* **Given instruction**: Set down each record exactly as written.

### Entries shown

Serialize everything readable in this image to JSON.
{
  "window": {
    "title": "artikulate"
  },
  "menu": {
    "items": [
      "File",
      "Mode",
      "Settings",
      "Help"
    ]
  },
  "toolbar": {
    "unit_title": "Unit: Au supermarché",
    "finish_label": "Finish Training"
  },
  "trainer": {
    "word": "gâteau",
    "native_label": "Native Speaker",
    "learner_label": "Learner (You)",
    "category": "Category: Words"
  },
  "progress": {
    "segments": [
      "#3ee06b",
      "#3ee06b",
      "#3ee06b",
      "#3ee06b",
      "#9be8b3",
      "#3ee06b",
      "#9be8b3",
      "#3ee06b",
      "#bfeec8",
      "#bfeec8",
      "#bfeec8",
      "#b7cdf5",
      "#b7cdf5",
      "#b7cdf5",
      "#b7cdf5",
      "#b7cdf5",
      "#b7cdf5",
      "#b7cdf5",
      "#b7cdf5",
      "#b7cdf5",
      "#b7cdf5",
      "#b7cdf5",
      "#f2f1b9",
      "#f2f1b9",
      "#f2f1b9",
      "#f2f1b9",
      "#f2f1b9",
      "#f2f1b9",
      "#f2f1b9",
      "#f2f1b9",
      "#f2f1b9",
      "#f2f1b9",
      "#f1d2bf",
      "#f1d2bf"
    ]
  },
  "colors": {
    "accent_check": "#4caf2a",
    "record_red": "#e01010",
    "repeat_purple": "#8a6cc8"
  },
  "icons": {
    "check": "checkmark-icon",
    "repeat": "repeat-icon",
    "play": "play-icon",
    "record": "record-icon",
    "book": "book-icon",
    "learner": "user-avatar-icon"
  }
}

######

* **Final answer**:
Serialize everything readable in this image to JSON.
{
  "window": {
    "title": "artikulate"
  },
  "menu": {
    "items": [
      "File",
      "Mode",
      "Settings",
      "Help"
    ]
  },
  "toolbar": {
    "unit_title": "Unit: Au supermarché",
    "finish_label": "Finish Training"
  },
  "trainer": {
    "word": "gâteau",
    "native_label": "Native Speaker",
    "learner_label": "Learner (You)",
    "category": "Category: Words"
  },
  "progress": {
    "segments": [
      "#3ee06b",
      "#3ee06b",
      "#3ee06b",
      "#3ee06b",
      "#9be8b3",
      "#3ee06b",
      "#9be8b3",
      "#3ee06b",
      "#bfeec8",
      "#bfeec8",
      "#bfeec8",
      "#b7cdf5",
      "#b7cdf5",
      "#b7cdf5",
      "#b7cdf5",
      "#b7cdf5",
      "#b7cdf5",
      "#b7cdf5",
      "#b7cdf5",
      "#b7cdf5",
      "#b7cdf5",
      "#b7cdf5",
      "#f2f1b9",
      "#f2f1b9",
      "#f2f1b9",
      "#f2f1b9",
      "#f2f1b9",
      "#f2f1b9",
      "#f2f1b9",
      "#f2f1b9",
      "#f2f1b9",
      "#f2f1b9",
      "#f1d2bf",
      "#f1d2bf"
    ]
  },
  "colors": {
    "accent_check": "#4caf2a",
    "record_red": "#e01010",
    "repeat_purple": "#8a6cc8"
  },
  "icons": {
    "check": "checkmark-icon",
    "repeat": "repeat-icon",
    "play": "play-icon",
    "record": "record-icon",
    "book": "book-icon",
    "learner": "user-avatar-icon"
  }
}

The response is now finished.